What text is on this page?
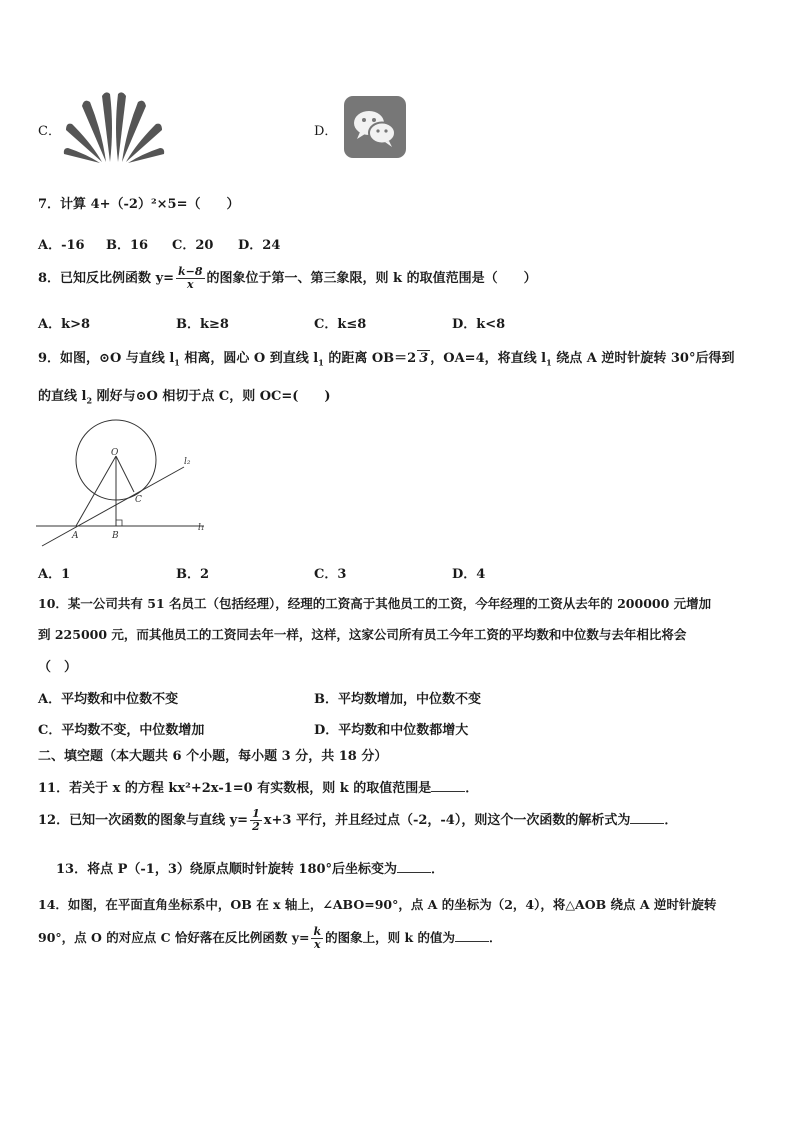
C．	D．
7．计算 4+（-2）²×5=（　　）
A．-16 B．16 C．20 D．24
8．已知反比例函数 $y= \frac{k-8}{x}$ 的图象位于第一、第三象限，则 k 的取值范围是（　　）
A．k>8	B．k≥8	C．k≤8	D．k<8
9．如图，⊙O 与直线 $l_1$ 相离，圆心 O 到直线 $l_1$ 的距离 OB＝2 3 ，OA=4，将直线 $l_1$ 绕点 A 逆时针旋转 30°后得到
的直线 $l_2$ 刚好与⊙O 相切于点 C，则 OC=(　　)
O
C
A	B
l₁
l₂
A．1	B．2	C．3	D．4
10．某一公司共有 51 名员工（包括经理），经理的工资高于其他员工的工资，今年经理的工资从去年的 200000 元增加
到 225000 元，而其他员工的工资同去年一样，这样，这家公司所有员工今年工资的平均数和中位数与去年相比将会
（　）
A．平均数和中位数不变	B．平均数增加，中位数不变
C．平均数不变，中位数增加	D．平均数和中位数都增大
二、填空题（本大题共 6 个小题，每小题 3 分，共 18 分）
11．若关于 x 的方程 kx²+2x-1=0 有实数根，则 k 的取值范围是	．
12．已知一次函数的图象与直线 $y= \frac{1}{2} x+3$ 平行，并且经过点（-2，-4），则这个一次函数的解析式为	．
13．将点 P（-1，3）绕原点顺时针旋转 180°后坐标变为	．
14．如图，在平面直角坐标系中，OB 在 x 轴上，∠ABO=90°，点 A 的坐标为（2，4），将△AOB 绕点 A 逆时针旋转
90°，点 O 的对应点 C 恰好落在反比例函数 $y= \frac{k}{x}$ 的图象上，则 k 的值为	．
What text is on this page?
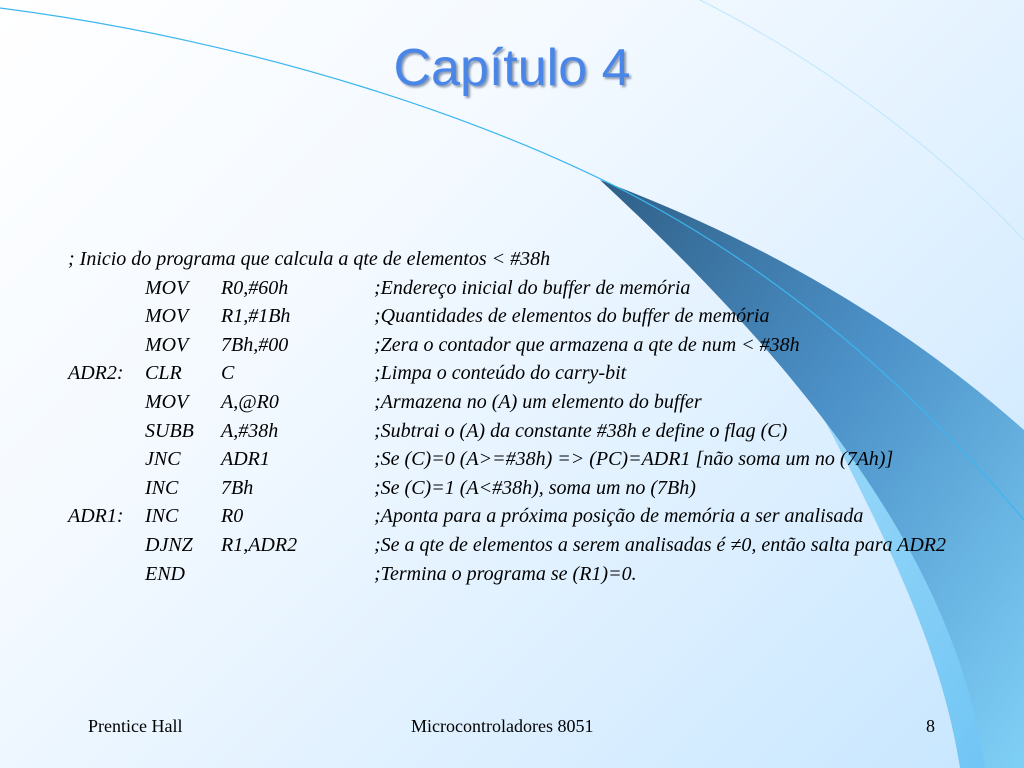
Capítulo 4
; Inicio do programa que calcula a qte de elementos < #38h
MOV R0,#60h	;Endereço inicial do buffer de memória
MOV R1,#1Bh	;Quantidades de elementos do buffer de memória
MOV 7Bh,#00	;Zera o contador que armazena a qte de num < #38h
ADR2: CLR C	;Limpa o conteúdo do carry-bit
MOV A,@R0	;Armazena no (A) um elemento do buffer
SUBB A,#38h	;Subtrai o (A) da constante #38h e define o flag (C)
JNC ADR1	;Se (C)=0 (A>=#38h) => (PC)=ADR1 [não soma um no (7Ah)]
INC 7Bh	;Se (C)=1 (A<#38h), soma um no (7Bh)
ADR1: INC R0	;Aponta para a próxima posição de memória a ser analisada
DJNZ R1,ADR2	;Se a qte de elementos a serem analisadas é ≠0, então salta para ADR2
END	;Termina o programa se (R1)=0.
Prentice Hall	Microcontroladores 8051	8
______________________________
** Short task **
Using the material above, retype each entry exactly and omit the pictures.

** Task response **
What text is on this page?
C．	D．
7．计算 4+（-2）²×5=（　　）
A．-16 B．16 C．20 D．24
8．已知反比例函数 $y= \frac{k-8}{x}$ 的图象位于第一、第三象限，则 k 的取值范围是（　　）
A．k>8	B．k≥8	C．k≤8	D．k<8
9．如图，⊙O 与直线 $l_1$ 相离，圆心 O 到直线 $l_1$ 的距离 OB＝2 3 ，OA=4，将直线 $l_1$ 绕点 A 逆时针旋转 30°后得到
的直线 $l_2$ 刚好与⊙O 相切于点 C，则 OC=(　　)
O
C
A	B
l₁
l₂
A．1	B．2	C．3	D．4
10．某一公司共有 51 名员工（包括经理），经理的工资高于其他员工的工资，今年经理的工资从去年的 200000 元增加
到 225000 元，而其他员工的工资同去年一样，这样，这家公司所有员工今年工资的平均数和中位数与去年相比将会
（　）
A．平均数和中位数不变	B．平均数增加，中位数不变
C．平均数不变，中位数增加	D．平均数和中位数都增大
二、填空题（本大题共 6 个小题，每小题 3 分，共 18 分）
11．若关于 x 的方程 kx²+2x-1=0 有实数根，则 k 的取值范围是	．
12．已知一次函数的图象与直线 $y= \frac{1}{2} x+3$ 平行，并且经过点（-2，-4），则这个一次函数的解析式为	．
13．将点 P（-1，3）绕原点顺时针旋转 180°后坐标变为	．
14．如图，在平面直角坐标系中，OB 在 x 轴上，∠ABO=90°，点 A 的坐标为（2，4），将△AOB 绕点 A 逆时针旋转
90°，点 O 的对应点 C 恰好落在反比例函数 $y= \frac{k}{x}$ 的图象上，则 k 的值为	．
What text is on this page?
Capítulo 4
; Inicio do programa que calcula a qte de elementos < #38h
MOV R0,#60h	;Endereço inicial do buffer de memória
MOV R1,#1Bh	;Quantidades de elementos do buffer de memória
MOV 7Bh,#00	;Zera o contador que armazena a qte de num < #38h
ADR2: CLR C	;Limpa o conteúdo do carry-bit
MOV A,@R0	;Armazena no (A) um elemento do buffer
SUBB A,#38h	;Subtrai o (A) da constante #38h e define o flag (C)
JNC ADR1	;Se (C)=0 (A>=#38h) => (PC)=ADR1 [não soma um no (7Ah)]
INC 7Bh	;Se (C)=1 (A<#38h), soma um no (7Bh)
ADR1: INC R0	;Aponta para a próxima posição de memória a ser analisada
DJNZ R1,ADR2	;Se a qte de elementos a serem analisadas é ≠0, então salta para ADR2
END	;Termina o programa se (R1)=0.
Prentice Hall	Microcontroladores 8051	8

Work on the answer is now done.